[Objective]
Please count the lines of the material below that contain the string "elements". Reply with the number alone.

[Items from a dataset]
....
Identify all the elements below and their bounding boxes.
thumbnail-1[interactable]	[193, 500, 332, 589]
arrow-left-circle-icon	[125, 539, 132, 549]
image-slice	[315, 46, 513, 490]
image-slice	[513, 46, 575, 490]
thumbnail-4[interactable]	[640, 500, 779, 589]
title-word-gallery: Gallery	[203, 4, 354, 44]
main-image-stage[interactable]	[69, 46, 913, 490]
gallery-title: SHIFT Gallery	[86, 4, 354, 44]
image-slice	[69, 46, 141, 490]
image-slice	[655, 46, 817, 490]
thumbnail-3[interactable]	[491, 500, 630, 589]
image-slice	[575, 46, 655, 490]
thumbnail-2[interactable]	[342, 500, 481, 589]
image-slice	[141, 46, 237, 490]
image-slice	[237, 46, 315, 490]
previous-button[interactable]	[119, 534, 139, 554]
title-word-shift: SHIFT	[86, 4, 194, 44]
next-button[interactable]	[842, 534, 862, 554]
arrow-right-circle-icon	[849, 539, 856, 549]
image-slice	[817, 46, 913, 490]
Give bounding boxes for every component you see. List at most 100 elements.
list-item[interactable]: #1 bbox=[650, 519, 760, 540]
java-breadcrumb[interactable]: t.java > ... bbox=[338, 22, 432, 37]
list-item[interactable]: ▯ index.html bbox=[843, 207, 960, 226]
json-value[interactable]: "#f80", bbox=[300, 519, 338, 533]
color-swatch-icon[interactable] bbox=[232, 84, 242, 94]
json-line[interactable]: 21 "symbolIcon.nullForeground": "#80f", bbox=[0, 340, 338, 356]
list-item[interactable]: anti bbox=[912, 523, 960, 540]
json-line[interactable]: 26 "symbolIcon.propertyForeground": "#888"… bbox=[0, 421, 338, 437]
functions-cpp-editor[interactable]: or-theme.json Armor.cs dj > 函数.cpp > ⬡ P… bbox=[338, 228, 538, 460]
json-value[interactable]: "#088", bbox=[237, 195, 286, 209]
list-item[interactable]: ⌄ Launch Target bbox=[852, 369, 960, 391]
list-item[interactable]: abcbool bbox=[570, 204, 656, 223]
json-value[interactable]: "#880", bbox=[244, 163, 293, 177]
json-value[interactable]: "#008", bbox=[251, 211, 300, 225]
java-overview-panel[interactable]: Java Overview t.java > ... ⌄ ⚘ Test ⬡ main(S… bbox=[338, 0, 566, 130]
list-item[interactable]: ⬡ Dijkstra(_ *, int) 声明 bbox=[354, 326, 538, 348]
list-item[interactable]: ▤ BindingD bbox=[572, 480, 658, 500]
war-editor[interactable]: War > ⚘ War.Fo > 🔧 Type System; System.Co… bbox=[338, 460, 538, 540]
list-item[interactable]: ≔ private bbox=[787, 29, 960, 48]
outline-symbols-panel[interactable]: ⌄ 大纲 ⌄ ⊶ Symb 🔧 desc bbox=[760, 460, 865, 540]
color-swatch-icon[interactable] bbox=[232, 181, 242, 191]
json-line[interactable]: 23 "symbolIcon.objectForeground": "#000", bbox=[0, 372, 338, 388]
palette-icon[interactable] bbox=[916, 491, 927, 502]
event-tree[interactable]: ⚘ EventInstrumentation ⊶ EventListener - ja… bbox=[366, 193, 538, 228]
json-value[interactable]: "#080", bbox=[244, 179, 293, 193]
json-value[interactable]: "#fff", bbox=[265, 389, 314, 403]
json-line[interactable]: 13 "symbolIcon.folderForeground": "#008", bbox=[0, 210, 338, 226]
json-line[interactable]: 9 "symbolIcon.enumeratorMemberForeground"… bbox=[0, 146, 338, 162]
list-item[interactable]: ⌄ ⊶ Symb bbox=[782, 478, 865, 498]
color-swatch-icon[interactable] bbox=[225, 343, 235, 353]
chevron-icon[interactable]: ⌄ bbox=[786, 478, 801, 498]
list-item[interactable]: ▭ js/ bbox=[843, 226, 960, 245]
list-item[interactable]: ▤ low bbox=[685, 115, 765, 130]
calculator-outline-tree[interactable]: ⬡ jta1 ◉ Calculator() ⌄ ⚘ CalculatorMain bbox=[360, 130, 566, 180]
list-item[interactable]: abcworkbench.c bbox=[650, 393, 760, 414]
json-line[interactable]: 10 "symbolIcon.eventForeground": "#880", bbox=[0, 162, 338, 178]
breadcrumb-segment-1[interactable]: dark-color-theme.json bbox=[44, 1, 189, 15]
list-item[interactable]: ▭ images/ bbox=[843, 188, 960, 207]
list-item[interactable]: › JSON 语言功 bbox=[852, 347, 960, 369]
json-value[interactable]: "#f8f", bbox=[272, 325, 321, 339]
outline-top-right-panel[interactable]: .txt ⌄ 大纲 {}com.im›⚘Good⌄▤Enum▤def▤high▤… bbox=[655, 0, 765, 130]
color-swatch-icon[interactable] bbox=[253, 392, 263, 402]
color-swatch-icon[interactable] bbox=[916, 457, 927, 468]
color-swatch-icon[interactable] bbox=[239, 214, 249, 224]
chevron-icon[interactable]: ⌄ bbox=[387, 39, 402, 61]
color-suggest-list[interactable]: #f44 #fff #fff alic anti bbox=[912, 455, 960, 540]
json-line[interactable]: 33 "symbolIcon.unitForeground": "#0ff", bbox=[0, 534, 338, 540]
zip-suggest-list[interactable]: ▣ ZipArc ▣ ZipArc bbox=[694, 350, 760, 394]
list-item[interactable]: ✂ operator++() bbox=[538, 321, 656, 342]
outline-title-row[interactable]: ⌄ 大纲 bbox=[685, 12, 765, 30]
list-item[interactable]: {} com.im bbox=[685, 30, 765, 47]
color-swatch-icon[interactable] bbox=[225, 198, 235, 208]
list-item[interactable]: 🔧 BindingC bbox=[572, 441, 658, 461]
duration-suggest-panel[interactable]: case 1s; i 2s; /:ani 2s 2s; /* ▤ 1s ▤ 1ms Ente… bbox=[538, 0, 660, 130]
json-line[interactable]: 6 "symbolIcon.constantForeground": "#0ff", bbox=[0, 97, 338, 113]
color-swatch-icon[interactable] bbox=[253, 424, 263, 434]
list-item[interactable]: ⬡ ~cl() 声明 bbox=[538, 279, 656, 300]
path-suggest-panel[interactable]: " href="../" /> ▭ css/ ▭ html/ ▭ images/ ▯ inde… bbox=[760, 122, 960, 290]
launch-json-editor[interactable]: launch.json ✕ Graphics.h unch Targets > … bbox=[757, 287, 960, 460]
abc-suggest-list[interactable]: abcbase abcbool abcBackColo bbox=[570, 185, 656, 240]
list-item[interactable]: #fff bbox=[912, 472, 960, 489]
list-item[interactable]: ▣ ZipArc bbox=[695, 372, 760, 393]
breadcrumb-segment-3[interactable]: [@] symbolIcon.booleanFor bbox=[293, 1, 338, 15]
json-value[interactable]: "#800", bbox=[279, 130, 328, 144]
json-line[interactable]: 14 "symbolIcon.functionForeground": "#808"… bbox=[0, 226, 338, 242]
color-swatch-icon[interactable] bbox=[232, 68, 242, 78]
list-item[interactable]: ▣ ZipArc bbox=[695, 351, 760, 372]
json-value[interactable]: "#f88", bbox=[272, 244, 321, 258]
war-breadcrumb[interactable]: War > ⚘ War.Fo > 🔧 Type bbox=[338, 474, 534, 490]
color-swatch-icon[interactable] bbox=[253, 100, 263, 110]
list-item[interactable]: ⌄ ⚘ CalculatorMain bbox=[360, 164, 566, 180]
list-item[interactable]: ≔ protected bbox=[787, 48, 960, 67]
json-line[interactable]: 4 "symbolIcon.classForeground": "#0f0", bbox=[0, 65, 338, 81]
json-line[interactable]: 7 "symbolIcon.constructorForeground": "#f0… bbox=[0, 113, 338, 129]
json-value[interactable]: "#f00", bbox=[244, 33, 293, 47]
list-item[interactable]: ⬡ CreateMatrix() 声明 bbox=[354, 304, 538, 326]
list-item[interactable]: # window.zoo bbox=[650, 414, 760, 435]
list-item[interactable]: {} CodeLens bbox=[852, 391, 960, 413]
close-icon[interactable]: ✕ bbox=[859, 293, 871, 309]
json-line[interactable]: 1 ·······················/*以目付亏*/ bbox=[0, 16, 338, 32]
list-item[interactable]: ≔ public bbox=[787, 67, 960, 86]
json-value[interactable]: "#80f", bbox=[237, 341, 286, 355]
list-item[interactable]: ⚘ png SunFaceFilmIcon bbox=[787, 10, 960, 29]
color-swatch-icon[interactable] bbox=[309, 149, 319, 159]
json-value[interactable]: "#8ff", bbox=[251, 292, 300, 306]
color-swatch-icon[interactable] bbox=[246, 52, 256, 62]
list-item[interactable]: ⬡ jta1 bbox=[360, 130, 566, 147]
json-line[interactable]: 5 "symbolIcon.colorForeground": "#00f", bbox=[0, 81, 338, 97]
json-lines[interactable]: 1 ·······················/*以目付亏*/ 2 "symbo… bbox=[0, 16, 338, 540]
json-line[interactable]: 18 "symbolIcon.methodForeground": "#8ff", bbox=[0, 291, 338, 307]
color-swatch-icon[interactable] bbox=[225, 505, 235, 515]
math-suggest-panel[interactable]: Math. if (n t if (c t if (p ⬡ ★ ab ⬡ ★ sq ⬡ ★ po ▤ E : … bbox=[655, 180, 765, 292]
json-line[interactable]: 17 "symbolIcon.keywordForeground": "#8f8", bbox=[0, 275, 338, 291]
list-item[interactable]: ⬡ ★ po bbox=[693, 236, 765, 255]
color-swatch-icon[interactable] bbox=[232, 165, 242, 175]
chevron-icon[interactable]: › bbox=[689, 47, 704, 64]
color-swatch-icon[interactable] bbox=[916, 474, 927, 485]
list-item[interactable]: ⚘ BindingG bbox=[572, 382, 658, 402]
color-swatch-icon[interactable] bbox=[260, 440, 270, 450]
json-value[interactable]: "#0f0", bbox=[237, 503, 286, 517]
....
[Worked answer]
2